● GIVEN PROBLEM:
Write the material out again in full, word for word. Do not include the pictures.

Records that describe figures:
— Start —

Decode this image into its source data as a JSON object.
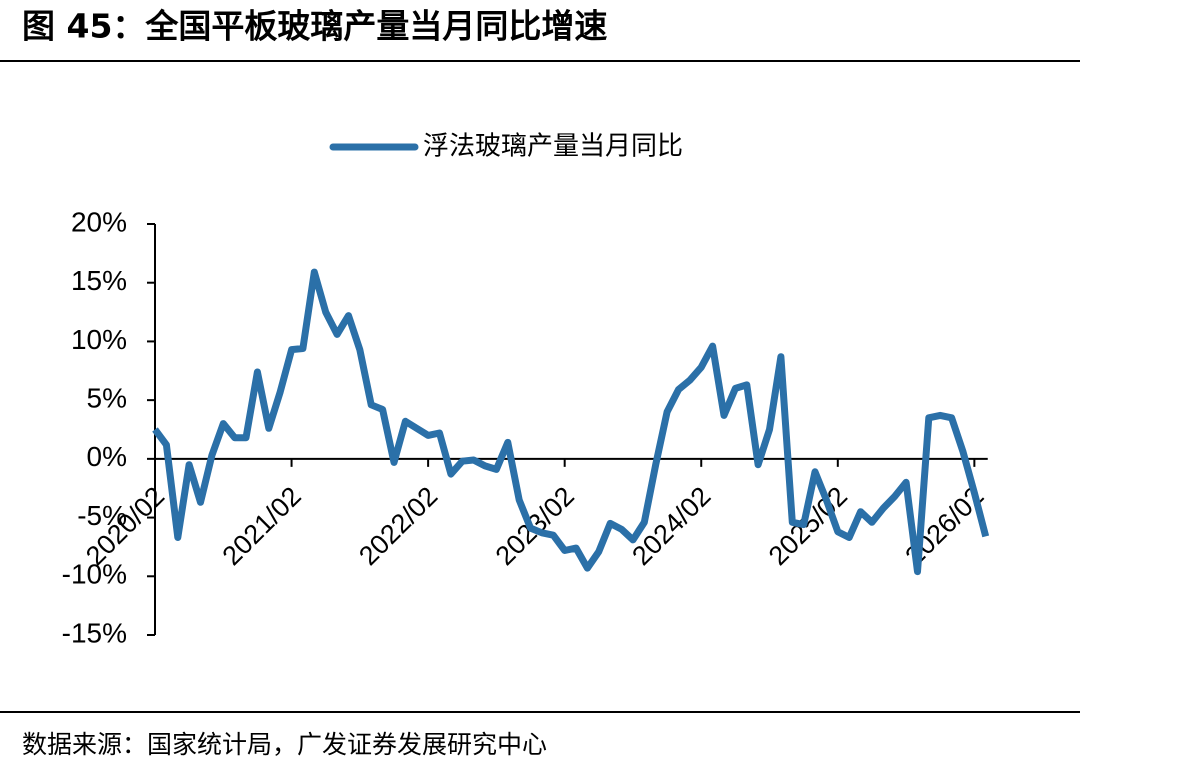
{
  "chart_data": {
    "type": "line",
    "title": "图 45：全国平板玻璃产量当月同比增速",
    "source": "数据来源：国家统计局，广发证券发展研究中心",
    "categories": [
      "2020/02",
      null,
      null,
      null,
      null,
      null,
      null,
      null,
      null,
      null,
      null,
      null,
      "2021/02",
      null,
      null,
      null,
      null,
      null,
      null,
      null,
      null,
      null,
      null,
      null,
      "2022/02",
      null,
      null,
      null,
      null,
      null,
      null,
      null,
      null,
      null,
      null,
      null,
      "2023/02",
      null,
      null,
      null,
      null,
      null,
      null,
      null,
      null,
      null,
      null,
      null,
      "2024/02",
      null,
      null,
      null,
      null,
      null,
      null,
      null,
      null,
      null,
      null,
      null,
      "2025/02",
      null,
      null,
      null,
      null,
      null,
      null,
      null,
      null,
      null,
      null,
      null,
      "2026/02",
      null
    ],
    "series": [
      {
        "name": "浮法玻璃产量当月同比",
        "color": "#2b70a8",
        "values": [
          2.5,
          1.2,
          -6.7,
          -0.5,
          -3.7,
          0.3,
          3.0,
          1.8,
          1.8,
          7.4,
          2.6,
          5.7,
          9.3,
          9.4,
          15.9,
          12.5,
          10.6,
          12.2,
          9.3,
          4.6,
          4.2,
          -0.3,
          3.2,
          2.6,
          2.0,
          2.2,
          -1.3,
          -0.2,
          -0.1,
          -0.6,
          -0.9,
          1.4,
          -3.5,
          -5.9,
          -6.3,
          -6.5,
          -7.8,
          -7.6,
          -9.3,
          -7.9,
          -5.5,
          -6.0,
          -6.9,
          -5.4,
          -0.5,
          4.0,
          5.9,
          6.7,
          7.8,
          9.6,
          3.7,
          6.0,
          6.3,
          -0.5,
          2.5,
          8.7,
          -5.4,
          -5.6,
          -1.1,
          -3.5,
          -6.2,
          -6.7,
          -4.5,
          -5.4,
          -4.2,
          -3.2,
          -2.0,
          -9.6,
          3.5,
          3.7,
          3.5,
          0.6,
          -2.9,
          -6.6
        ]
      }
    ],
    "ylim": [
      -15,
      20
    ],
    "yticks": [
      {
        "value": 20,
        "label": "20%"
      },
      {
        "value": 15,
        "label": "15%"
      },
      {
        "value": 10,
        "label": "10%"
      },
      {
        "value": 5,
        "label": "5%"
      },
      {
        "value": 0,
        "label": "0%"
      },
      {
        "value": -5,
        "label": "-5%"
      },
      {
        "value": -10,
        "label": "-10%"
      },
      {
        "value": -15,
        "label": "-15%"
      }
    ],
    "grid": false
  }
}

— End —

● COMPLETE RESPONSE:
Decode this image into its source data as a JSON object.
{
  "chart_data": {
    "type": "line",
    "title": "图 45：全国平板玻璃产量当月同比增速",
    "source": "数据来源：国家统计局，广发证券发展研究中心",
    "categories": [
      "2020/02",
      null,
      null,
      null,
      null,
      null,
      null,
      null,
      null,
      null,
      null,
      null,
      "2021/02",
      null,
      null,
      null,
      null,
      null,
      null,
      null,
      null,
      null,
      null,
      null,
      "2022/02",
      null,
      null,
      null,
      null,
      null,
      null,
      null,
      null,
      null,
      null,
      null,
      "2023/02",
      null,
      null,
      null,
      null,
      null,
      null,
      null,
      null,
      null,
      null,
      null,
      "2024/02",
      null,
      null,
      null,
      null,
      null,
      null,
      null,
      null,
      null,
      null,
      null,
      "2025/02",
      null,
      null,
      null,
      null,
      null,
      null,
      null,
      null,
      null,
      null,
      null,
      "2026/02",
      null
    ],
    "series": [
      {
        "name": "浮法玻璃产量当月同比",
        "color": "#2b70a8",
        "values": [
          2.5,
          1.2,
          -6.7,
          -0.5,
          -3.7,
          0.3,
          3.0,
          1.8,
          1.8,
          7.4,
          2.6,
          5.7,
          9.3,
          9.4,
          15.9,
          12.5,
          10.6,
          12.2,
          9.3,
          4.6,
          4.2,
          -0.3,
          3.2,
          2.6,
          2.0,
          2.2,
          -1.3,
          -0.2,
          -0.1,
          -0.6,
          -0.9,
          1.4,
          -3.5,
          -5.9,
          -6.3,
          -6.5,
          -7.8,
          -7.6,
          -9.3,
          -7.9,
          -5.5,
          -6.0,
          -6.9,
          -5.4,
          -0.5,
          4.0,
          5.9,
          6.7,
          7.8,
          9.6,
          3.7,
          6.0,
          6.3,
          -0.5,
          2.5,
          8.7,
          -5.4,
          -5.6,
          -1.1,
          -3.5,
          -6.2,
          -6.7,
          -4.5,
          -5.4,
          -4.2,
          -3.2,
          -2.0,
          -9.6,
          3.5,
          3.7,
          3.5,
          0.6,
          -2.9,
          -6.6
        ]
      }
    ],
    "ylim": [
      -15,
      20
    ],
    "yticks": [
      {
        "value": 20,
        "label": "20%"
      },
      {
        "value": 15,
        "label": "15%"
      },
      {
        "value": 10,
        "label": "10%"
      },
      {
        "value": 5,
        "label": "5%"
      },
      {
        "value": 0,
        "label": "0%"
      },
      {
        "value": -5,
        "label": "-5%"
      },
      {
        "value": -10,
        "label": "-10%"
      },
      {
        "value": -15,
        "label": "-15%"
      }
    ],
    "grid": false
  }
}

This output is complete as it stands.